**Given problem**
Pick out and copy every line below that has the word "this".

[Stored entries]
* begin *
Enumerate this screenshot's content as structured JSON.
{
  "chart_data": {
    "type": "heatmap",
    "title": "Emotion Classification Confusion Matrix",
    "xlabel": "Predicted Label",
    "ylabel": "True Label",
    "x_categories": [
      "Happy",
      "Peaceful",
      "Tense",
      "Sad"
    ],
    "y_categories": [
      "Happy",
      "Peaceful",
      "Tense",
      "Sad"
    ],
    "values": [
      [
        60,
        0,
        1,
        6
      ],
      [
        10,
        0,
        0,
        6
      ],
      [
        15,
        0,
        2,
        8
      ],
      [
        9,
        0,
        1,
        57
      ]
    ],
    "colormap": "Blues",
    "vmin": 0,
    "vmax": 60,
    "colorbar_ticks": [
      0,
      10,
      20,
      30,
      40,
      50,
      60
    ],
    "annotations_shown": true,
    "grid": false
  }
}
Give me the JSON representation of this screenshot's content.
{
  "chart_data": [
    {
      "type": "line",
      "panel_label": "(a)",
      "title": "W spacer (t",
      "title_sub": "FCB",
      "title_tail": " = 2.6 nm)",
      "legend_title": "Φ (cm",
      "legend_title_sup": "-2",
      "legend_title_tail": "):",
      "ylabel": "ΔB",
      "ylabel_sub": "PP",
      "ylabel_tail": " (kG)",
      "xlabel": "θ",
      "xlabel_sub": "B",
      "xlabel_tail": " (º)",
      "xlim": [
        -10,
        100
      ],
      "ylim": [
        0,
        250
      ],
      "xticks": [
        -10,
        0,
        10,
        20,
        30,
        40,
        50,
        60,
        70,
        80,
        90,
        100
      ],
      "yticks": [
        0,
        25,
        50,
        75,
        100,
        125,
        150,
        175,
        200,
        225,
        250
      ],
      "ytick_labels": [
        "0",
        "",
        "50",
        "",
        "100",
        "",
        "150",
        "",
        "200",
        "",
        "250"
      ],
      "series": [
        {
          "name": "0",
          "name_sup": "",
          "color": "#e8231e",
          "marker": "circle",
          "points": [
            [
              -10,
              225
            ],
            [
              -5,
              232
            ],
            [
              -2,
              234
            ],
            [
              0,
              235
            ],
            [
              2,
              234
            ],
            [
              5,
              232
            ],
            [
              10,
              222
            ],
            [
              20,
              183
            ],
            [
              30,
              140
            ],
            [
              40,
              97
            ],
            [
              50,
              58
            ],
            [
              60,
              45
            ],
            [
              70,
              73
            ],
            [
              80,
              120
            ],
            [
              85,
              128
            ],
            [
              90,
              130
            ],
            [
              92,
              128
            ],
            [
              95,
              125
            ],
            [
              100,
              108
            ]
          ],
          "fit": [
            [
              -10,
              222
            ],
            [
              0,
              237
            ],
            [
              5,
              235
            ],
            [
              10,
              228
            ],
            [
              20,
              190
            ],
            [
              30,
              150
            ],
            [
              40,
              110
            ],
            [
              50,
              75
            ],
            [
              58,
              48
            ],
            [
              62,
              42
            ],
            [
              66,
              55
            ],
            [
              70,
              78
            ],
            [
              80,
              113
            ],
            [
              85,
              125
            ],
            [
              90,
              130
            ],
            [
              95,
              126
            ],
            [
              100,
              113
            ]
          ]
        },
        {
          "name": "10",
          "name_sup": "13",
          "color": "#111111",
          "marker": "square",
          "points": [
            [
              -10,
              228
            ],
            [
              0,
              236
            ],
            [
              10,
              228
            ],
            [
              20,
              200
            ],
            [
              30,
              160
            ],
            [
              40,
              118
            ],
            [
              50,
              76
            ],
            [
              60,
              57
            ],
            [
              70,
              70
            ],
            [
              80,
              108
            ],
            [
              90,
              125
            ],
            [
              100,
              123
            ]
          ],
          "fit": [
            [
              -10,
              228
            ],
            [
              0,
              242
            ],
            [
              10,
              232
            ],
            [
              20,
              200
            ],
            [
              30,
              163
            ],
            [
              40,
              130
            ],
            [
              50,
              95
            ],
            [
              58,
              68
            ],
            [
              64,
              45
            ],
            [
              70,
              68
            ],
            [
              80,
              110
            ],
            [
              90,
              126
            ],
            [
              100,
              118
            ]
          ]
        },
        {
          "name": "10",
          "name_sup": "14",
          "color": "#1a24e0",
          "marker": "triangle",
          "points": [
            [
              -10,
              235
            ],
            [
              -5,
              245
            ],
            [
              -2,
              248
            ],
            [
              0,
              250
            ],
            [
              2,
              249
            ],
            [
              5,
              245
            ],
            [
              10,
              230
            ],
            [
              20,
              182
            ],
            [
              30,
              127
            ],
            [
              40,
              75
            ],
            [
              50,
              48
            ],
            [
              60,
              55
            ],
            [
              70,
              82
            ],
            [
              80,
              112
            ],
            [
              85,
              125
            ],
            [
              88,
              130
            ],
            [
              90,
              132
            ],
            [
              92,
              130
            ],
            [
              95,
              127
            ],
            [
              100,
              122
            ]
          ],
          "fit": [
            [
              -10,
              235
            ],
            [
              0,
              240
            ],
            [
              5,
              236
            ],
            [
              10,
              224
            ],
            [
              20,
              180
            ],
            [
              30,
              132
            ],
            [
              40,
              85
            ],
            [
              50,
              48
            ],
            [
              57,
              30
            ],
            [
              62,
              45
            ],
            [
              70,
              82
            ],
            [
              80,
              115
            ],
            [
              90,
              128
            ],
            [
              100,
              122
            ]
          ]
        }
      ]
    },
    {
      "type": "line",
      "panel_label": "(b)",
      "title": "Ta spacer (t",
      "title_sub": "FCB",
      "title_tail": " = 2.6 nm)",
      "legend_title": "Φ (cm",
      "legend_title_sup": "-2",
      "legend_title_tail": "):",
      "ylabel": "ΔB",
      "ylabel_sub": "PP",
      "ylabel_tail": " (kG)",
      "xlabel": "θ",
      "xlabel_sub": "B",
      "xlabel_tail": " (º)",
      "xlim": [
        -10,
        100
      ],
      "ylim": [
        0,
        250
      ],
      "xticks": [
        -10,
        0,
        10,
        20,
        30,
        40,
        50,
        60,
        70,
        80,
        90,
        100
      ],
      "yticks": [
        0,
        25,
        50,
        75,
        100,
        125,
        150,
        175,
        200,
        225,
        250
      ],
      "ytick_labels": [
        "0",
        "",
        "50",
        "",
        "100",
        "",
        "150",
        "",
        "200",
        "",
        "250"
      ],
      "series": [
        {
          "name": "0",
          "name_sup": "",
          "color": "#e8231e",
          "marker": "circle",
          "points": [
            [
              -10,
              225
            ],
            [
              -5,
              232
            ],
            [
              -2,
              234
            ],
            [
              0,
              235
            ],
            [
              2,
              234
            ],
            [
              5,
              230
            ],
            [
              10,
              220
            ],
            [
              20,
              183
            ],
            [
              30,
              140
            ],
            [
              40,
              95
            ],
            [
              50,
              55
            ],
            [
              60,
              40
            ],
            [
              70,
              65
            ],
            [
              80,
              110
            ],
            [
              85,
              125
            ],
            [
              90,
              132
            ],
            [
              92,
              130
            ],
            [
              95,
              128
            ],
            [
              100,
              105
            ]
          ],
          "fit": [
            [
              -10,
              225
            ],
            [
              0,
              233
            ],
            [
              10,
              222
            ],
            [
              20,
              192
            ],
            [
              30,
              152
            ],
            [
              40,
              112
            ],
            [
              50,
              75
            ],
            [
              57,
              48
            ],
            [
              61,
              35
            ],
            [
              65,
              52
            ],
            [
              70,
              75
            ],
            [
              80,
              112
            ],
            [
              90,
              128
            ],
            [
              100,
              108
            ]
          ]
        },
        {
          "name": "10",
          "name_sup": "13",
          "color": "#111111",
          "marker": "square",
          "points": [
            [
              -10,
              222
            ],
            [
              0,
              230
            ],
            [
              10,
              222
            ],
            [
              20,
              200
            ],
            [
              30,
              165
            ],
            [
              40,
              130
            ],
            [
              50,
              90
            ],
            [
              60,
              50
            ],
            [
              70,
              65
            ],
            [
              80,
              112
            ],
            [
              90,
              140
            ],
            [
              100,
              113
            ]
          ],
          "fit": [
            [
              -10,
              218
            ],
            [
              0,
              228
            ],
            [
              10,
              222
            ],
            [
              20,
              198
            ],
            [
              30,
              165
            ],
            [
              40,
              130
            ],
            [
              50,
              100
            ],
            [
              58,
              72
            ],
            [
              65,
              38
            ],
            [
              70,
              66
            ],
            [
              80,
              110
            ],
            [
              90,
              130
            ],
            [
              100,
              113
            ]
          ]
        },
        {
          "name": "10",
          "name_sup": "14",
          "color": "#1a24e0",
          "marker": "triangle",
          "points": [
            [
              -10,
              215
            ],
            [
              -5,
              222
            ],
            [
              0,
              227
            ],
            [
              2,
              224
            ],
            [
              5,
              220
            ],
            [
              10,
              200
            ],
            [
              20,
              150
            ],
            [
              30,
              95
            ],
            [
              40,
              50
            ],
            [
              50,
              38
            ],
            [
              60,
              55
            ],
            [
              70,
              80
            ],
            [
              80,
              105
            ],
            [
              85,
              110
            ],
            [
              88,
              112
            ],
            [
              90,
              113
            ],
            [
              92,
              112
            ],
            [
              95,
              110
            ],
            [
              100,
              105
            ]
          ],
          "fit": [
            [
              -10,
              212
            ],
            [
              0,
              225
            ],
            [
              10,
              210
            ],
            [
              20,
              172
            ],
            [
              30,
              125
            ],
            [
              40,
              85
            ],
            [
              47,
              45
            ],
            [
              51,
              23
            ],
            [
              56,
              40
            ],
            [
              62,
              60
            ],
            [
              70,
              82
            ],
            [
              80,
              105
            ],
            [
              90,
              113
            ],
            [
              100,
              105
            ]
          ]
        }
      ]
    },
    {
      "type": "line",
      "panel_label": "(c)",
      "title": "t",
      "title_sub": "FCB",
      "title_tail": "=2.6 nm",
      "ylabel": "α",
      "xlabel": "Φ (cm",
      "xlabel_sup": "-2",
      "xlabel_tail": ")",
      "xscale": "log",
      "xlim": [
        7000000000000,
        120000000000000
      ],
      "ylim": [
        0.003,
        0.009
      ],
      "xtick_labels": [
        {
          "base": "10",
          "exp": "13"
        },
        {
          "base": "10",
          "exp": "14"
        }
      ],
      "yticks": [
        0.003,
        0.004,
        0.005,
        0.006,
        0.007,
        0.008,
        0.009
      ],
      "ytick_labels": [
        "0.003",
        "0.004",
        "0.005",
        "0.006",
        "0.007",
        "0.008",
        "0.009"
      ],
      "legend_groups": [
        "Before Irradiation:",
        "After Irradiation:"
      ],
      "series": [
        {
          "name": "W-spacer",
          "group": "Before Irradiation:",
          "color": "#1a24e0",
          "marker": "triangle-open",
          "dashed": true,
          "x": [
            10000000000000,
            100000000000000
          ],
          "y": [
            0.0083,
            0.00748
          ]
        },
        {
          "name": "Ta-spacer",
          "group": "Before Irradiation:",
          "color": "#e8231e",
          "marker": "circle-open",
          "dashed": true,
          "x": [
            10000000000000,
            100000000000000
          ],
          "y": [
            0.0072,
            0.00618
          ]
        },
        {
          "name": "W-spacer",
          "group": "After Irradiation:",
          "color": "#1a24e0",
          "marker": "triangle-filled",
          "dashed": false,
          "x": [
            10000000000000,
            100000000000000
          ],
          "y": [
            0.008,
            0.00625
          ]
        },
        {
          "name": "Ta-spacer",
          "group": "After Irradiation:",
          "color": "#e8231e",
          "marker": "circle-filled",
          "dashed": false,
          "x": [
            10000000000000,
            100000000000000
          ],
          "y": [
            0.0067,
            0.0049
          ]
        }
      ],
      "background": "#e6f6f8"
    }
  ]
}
* end *
**Written solution**
Enumerate this screenshot's content as structured JSON.
Give me the JSON representation of this screenshot's content.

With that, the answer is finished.